Candice Tsuei explores what her journey to Buddhism has taught her about attachment, enlightenment, and life.
The first time I found myself on a meditation cushion, seated in front of a big statue of the Buddha, I asked myself “What is the purpose of my life?” That was 10 years ago, and if you had told me that I one day would become a Buddhist, I would’ve laughed and rolled my eyes.
I was raised in a culturally Buddhist family in Taipei, Taiwan, a culturally Buddhist city. One of the earliest bedtime stories read to me was Journey to the West, which tells the story of the legendary pilgrimage of Buddhist monk Xuanzang obtaining sacred Buddhist texts. When I was a little older, I would go to the temple with my parents to ask for blessings from Guanyin. Yet, I was never attracted to Buddhism.
When my family moved to Canada, I was eager to fit into a new culture. I remember my face turning red when I tried to explain the burning incense and the shrine at my house to curious classmates. I was so desperate to seem “normal.” At the same time, my confidence in scientific thinking and fascination with philosophy were growing. I found that monotheistic religions were just not my cup of tea. Buddhism was too superstitious for a critical thinker like me.
We all have the potential to be a buddha. The only difference between us and the Buddha is just that we have not realized it yet.
In my mid-twenties, I had a messy break up and was devastated. One day while scrolling through my Facebook feed, I stumbled upon a YouTube video titled “Love and Relationship” by somebody with a shaved head, dressed in maroon robes whose name I could barely pronounce: Dzongsar Khyentse Rinpoche. A monk talking about romantic relationships? I was instantly intrigued.
The one-hour teaching went by quickly, and I was captivated by his insight. In the next couple of months, I became an avid listener to the teachings of his I could find online. I was introduced to a whole new way of viewing the world.

_Data section_:
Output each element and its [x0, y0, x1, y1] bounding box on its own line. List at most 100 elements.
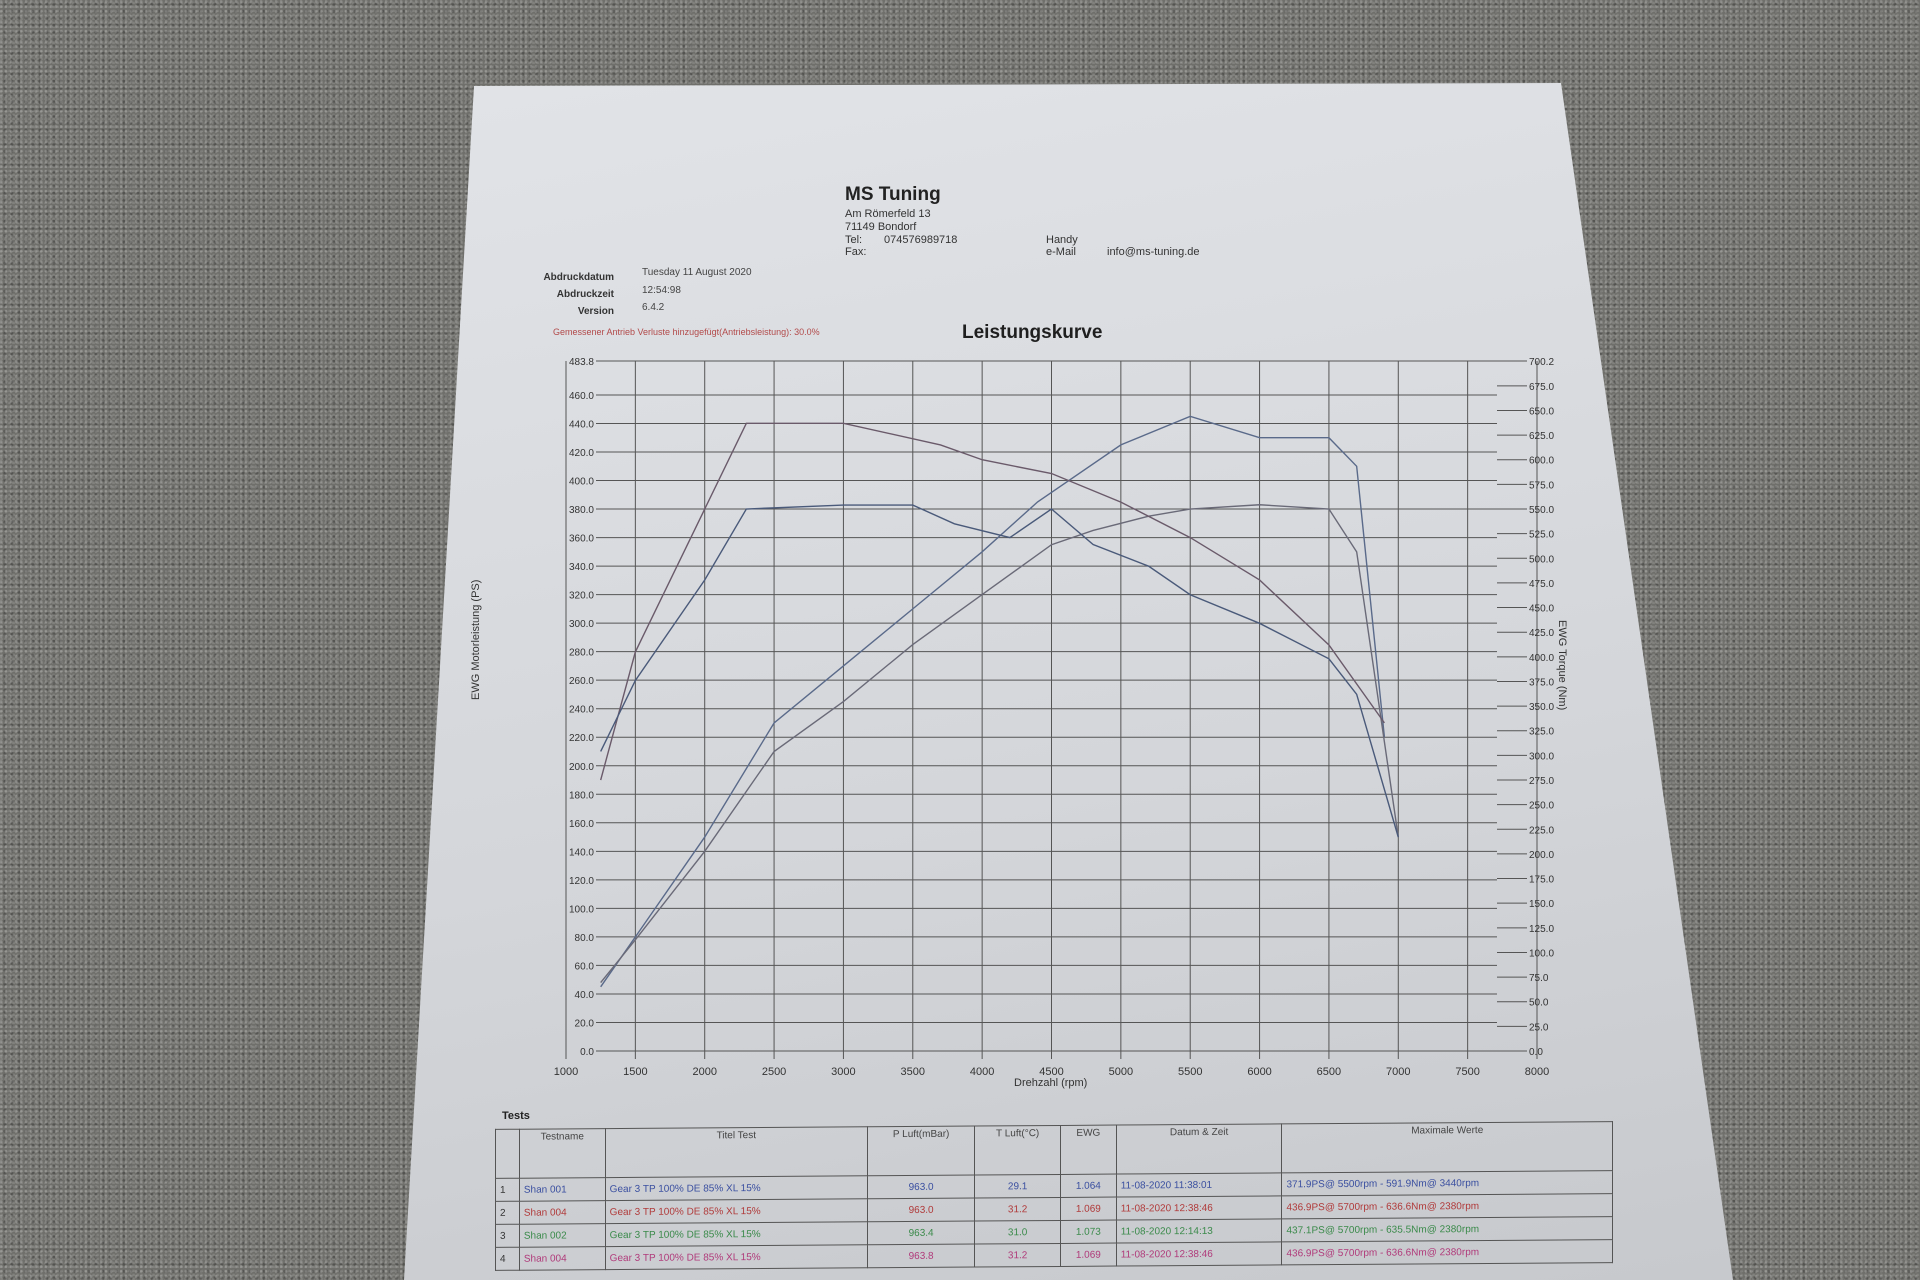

_Given problem_:
In the piece on the writer's journey to Buddhism, what was the title of the YouTube video the writer came across after the breakup?

_Exercise answer_:
"Love and Relationship"